▶ **Exercise task**:
Locate every line in the material below that has the word "άρθρου". Copy each of those lines.

* * * * * * * * *

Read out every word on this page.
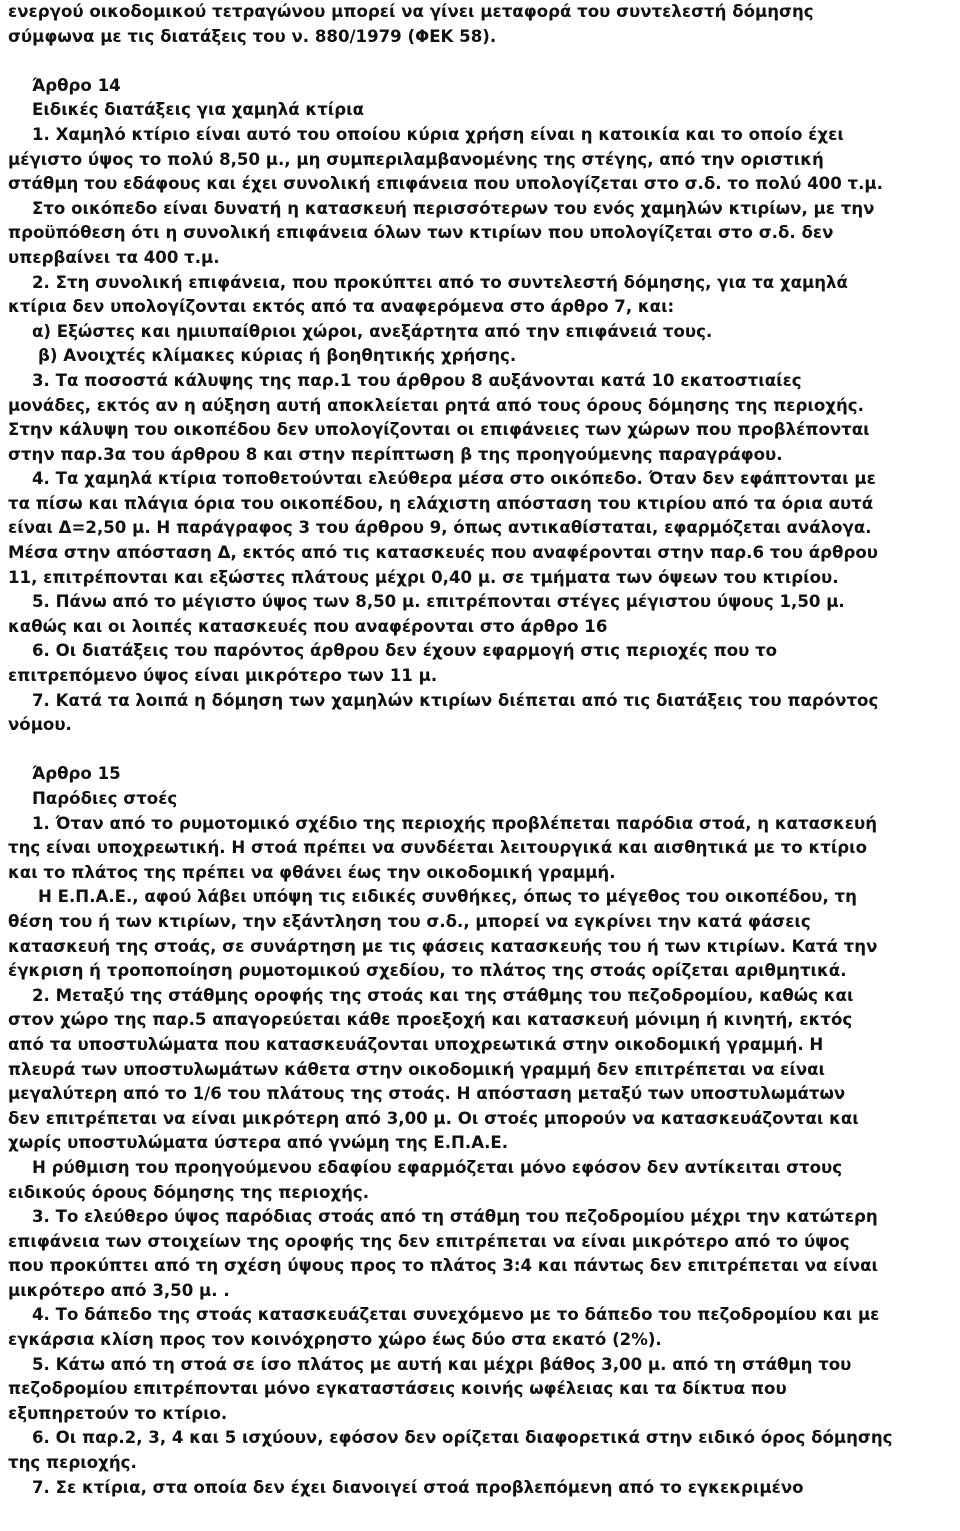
ενεργού οικοδομικού τετραγώνου μπορεί να γίνει μεταφορά του συντελεστή δόμησης
σύμφωνα με τις διατάξεις του ν. 880/1979 (ΦΕΚ 58).
Άρθρο 14
Ειδικές διατάξεις για χαμηλά κτίρια
1. Χαμηλό κτίριο είναι αυτό του οποίου κύρια χρήση είναι η κατοικία και το οποίο έχει
μέγιστο ύψος το πολύ 8,50 μ., μη συμπεριλαμβανομένης της στέγης, από την οριστική
στάθμη του εδάφους και έχει συνολική επιφάνεια που υπολογίζεται στο σ.δ. το πολύ 400 τ.μ.
Στο οικόπεδο είναι δυνατή η κατασκευή περισσότερων του ενός χαμηλών κτιρίων, με την
προϋπόθεση ότι η συνολική επιφάνεια όλων των κτιρίων που υπολογίζεται στο σ.δ. δεν
υπερβαίνει τα 400 τ.μ.
2. Στη συνολική επιφάνεια, που προκύπτει από το συντελεστή δόμησης, για τα χαμηλά
κτίρια δεν υπολογίζονται εκτός από τα αναφερόμενα στο άρθρο 7, και:
α) Εξώστες και ημιυπαίθριοι χώροι, ανεξάρτητα από την επιφάνειά τους.
β) Ανοιχτές κλίμακες κύριας ή βοηθητικής χρήσης.
3. Τα ποσοστά κάλυψης της παρ.1 του άρθρου 8 αυξάνονται κατά 10 εκατοστιαίες
μονάδες, εκτός αν η αύξηση αυτή αποκλείεται ρητά από τους όρους δόμησης της περιοχής.
Στην κάλυψη του οικοπέδου δεν υπολογίζονται οι επιφάνειες των χώρων που προβλέπονται
στην παρ.3α του άρθρου 8 και στην περίπτωση β της προηγούμενης παραγράφου.
4. Τα χαμηλά κτίρια τοποθετούνται ελεύθερα μέσα στο οικόπεδο. Όταν δεν εφάπτονται με
τα πίσω και πλάγια όρια του οικοπέδου, η ελάχιστη απόσταση του κτιρίου από τα όρια αυτά
είναι Δ=2,50 μ. Η παράγραφος 3 του άρθρου 9, όπως αντικαθίσταται, εφαρμόζεται ανάλογα.
Μέσα στην απόσταση Δ, εκτός από τις κατασκευές που αναφέρονται στην παρ.6 του άρθρου
11, επιτρέπονται και εξώστες πλάτους μέχρι 0,40 μ. σε τμήματα των όψεων του κτιρίου.
5. Πάνω από το μέγιστο ύψος των 8,50 μ. επιτρέπονται στέγες μέγιστου ύψους 1,50 μ.
καθώς και οι λοιπές κατασκευές που αναφέρονται στο άρθρο 16
6. Οι διατάξεις του παρόντος άρθρου δεν έχουν εφαρμογή στις περιοχές που το
επιτρεπόμενο ύψος είναι μικρότερο των 11 μ.
7. Κατά τα λοιπά η δόμηση των χαμηλών κτιρίων διέπεται από τις διατάξεις του παρόντος
νόμου.
Άρθρο 15
Παρόδιες στοές
1. Όταν από το ρυμοτομικό σχέδιο της περιοχής προβλέπεται παρόδια στοά, η κατασκευή
της είναι υποχρεωτική. Η στοά πρέπει να συνδέεται λειτουργικά και αισθητικά με το κτίριο
και το πλάτος της πρέπει να φθάνει έως την οικοδομική γραμμή.
Η Ε.Π.Α.Ε., αφού λάβει υπόψη τις ειδικές συνθήκες, όπως το μέγεθος του οικοπέδου, τη
θέση του ή των κτιρίων, την εξάντληση του σ.δ., μπορεί να εγκρίνει την κατά φάσεις
κατασκευή της στοάς, σε συνάρτηση με τις φάσεις κατασκευής του ή των κτιρίων. Κατά την
έγκριση ή τροποποίηση ρυμοτομικού σχεδίου, το πλάτος της στοάς ορίζεται αριθμητικά.
2. Μεταξύ της στάθμης οροφής της στοάς και της στάθμης του πεζοδρομίου, καθώς και
στον χώρο της παρ.5 απαγορεύεται κάθε προεξοχή και κατασκευή μόνιμη ή κινητή, εκτός
από τα υποστυλώματα που κατασκευάζονται υποχρεωτικά στην οικοδομική γραμμή. Η
πλευρά των υποστυλωμάτων κάθετα στην οικοδομική γραμμή δεν επιτρέπεται να είναι
μεγαλύτερη από το 1/6 του πλάτους της στοάς. Η απόσταση μεταξύ των υποστυλωμάτων
δεν επιτρέπεται να είναι μικρότερη από 3,00 μ. Οι στοές μπορούν να κατασκευάζονται και
χωρίς υποστυλώματα ύστερα από γνώμη της Ε.Π.Α.Ε.
Η ρύθμιση του προηγούμενου εδαφίου εφαρμόζεται μόνο εφόσον δεν αντίκειται στους
ειδικούς όρους δόμησης της περιοχής.
3. Το ελεύθερο ύψος παρόδιας στοάς από τη στάθμη του πεζοδρομίου μέχρι την κατώτερη
επιφάνεια των στοιχείων της οροφής της δεν επιτρέπεται να είναι μικρότερο από το ύψος
που προκύπτει από τη σχέση ύψους προς το πλάτος 3:4 και πάντως δεν επιτρέπεται να είναι
μικρότερο από 3,50 μ. .
4. Το δάπεδο της στοάς κατασκευάζεται συνεχόμενο με το δάπεδο του πεζοδρομίου και με
εγκάρσια κλίση προς τον κοινόχρηστο χώρο έως δύο στα εκατό (2%).
5. Κάτω από τη στοά σε ίσο πλάτος με αυτή και μέχρι βάθος 3,00 μ. από τη στάθμη του
πεζοδρομίου επιτρέπονται μόνο εγκαταστάσεις κοινής ωφέλειας και τα δίκτυα που
εξυπηρετούν το κτίριο.
6. Οι παρ.2, 3, 4 και 5 ισχύουν, εφόσον δεν ορίζεται διαφορετικά στην ειδικό όρος δόμησης
της περιοχής.
7. Σε κτίρια, στα οποία δεν έχει διανοιγεί στοά προβλεπόμενη από το εγκεκριμένο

* * * * * * * * *

▶ **Solution for this problem**:
3. Τα ποσοστά κάλυψης της παρ.1 του άρθρου 8 αυξάνονται κατά 10 εκατοστιαίες
στην παρ.3α του άρθρου 8 και στην περίπτωση β της προηγούμενης παραγράφου.
είναι Δ=2,50 μ. Η παράγραφος 3 του άρθρου 9, όπως αντικαθίσταται, εφαρμόζεται ανάλογα.
Μέσα στην απόσταση Δ, εκτός από τις κατασκευές που αναφέρονται στην παρ.6 του άρθρου
6. Οι διατάξεις του παρόντος άρθρου δεν έχουν εφαρμογή στις περιοχές που το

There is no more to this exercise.